- **Task instructions**: How many lines in these records hold the string "username"? Reply with the number alone.

[start]

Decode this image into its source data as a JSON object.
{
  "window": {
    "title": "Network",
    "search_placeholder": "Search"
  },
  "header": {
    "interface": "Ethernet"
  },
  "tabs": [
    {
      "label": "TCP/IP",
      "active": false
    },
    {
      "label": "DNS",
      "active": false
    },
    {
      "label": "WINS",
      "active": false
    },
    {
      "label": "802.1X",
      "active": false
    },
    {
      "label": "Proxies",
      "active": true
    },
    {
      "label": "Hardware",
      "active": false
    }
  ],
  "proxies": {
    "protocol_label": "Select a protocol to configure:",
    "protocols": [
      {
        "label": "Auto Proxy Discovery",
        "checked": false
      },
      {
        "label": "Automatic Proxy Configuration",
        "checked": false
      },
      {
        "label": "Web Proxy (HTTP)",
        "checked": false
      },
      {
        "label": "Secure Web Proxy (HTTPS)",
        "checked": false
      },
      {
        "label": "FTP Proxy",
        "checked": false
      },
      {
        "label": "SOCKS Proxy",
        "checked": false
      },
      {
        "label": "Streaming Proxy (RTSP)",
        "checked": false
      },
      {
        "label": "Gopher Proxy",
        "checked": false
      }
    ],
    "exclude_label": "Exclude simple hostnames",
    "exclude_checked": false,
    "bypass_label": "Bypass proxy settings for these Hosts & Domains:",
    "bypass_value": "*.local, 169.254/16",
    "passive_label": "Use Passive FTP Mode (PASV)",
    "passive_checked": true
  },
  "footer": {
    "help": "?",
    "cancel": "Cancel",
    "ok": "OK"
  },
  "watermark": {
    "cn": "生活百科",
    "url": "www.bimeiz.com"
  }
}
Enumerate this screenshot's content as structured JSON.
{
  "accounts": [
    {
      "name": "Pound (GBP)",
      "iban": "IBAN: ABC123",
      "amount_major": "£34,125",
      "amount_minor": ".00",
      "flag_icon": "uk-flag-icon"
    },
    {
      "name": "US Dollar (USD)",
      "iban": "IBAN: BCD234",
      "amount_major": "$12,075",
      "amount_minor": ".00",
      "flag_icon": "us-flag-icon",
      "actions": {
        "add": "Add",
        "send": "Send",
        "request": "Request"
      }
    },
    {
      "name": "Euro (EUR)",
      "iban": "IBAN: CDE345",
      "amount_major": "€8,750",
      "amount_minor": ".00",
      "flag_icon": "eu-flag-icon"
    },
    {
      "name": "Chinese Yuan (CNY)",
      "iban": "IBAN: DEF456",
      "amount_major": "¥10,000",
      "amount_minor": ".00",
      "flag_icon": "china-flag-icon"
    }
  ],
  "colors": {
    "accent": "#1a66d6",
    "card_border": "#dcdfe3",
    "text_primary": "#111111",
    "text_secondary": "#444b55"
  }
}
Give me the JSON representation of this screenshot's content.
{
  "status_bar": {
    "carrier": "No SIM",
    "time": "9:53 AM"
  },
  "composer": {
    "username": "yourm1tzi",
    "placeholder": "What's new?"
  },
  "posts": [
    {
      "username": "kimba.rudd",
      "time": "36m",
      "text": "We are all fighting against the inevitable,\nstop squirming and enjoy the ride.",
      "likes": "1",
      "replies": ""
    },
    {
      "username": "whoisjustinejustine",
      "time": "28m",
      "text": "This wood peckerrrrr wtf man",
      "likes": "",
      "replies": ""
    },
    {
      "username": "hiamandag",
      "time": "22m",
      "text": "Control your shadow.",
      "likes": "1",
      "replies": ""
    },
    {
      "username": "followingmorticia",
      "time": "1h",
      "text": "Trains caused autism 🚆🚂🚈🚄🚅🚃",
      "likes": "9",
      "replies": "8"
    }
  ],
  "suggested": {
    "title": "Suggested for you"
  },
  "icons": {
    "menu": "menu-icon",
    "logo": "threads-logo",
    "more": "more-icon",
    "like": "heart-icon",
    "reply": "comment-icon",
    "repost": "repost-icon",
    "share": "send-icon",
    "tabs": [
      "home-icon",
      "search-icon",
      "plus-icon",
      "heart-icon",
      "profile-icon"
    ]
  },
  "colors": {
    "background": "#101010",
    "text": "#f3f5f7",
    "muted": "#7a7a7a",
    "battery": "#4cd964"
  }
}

[end]

- **Final result**: 5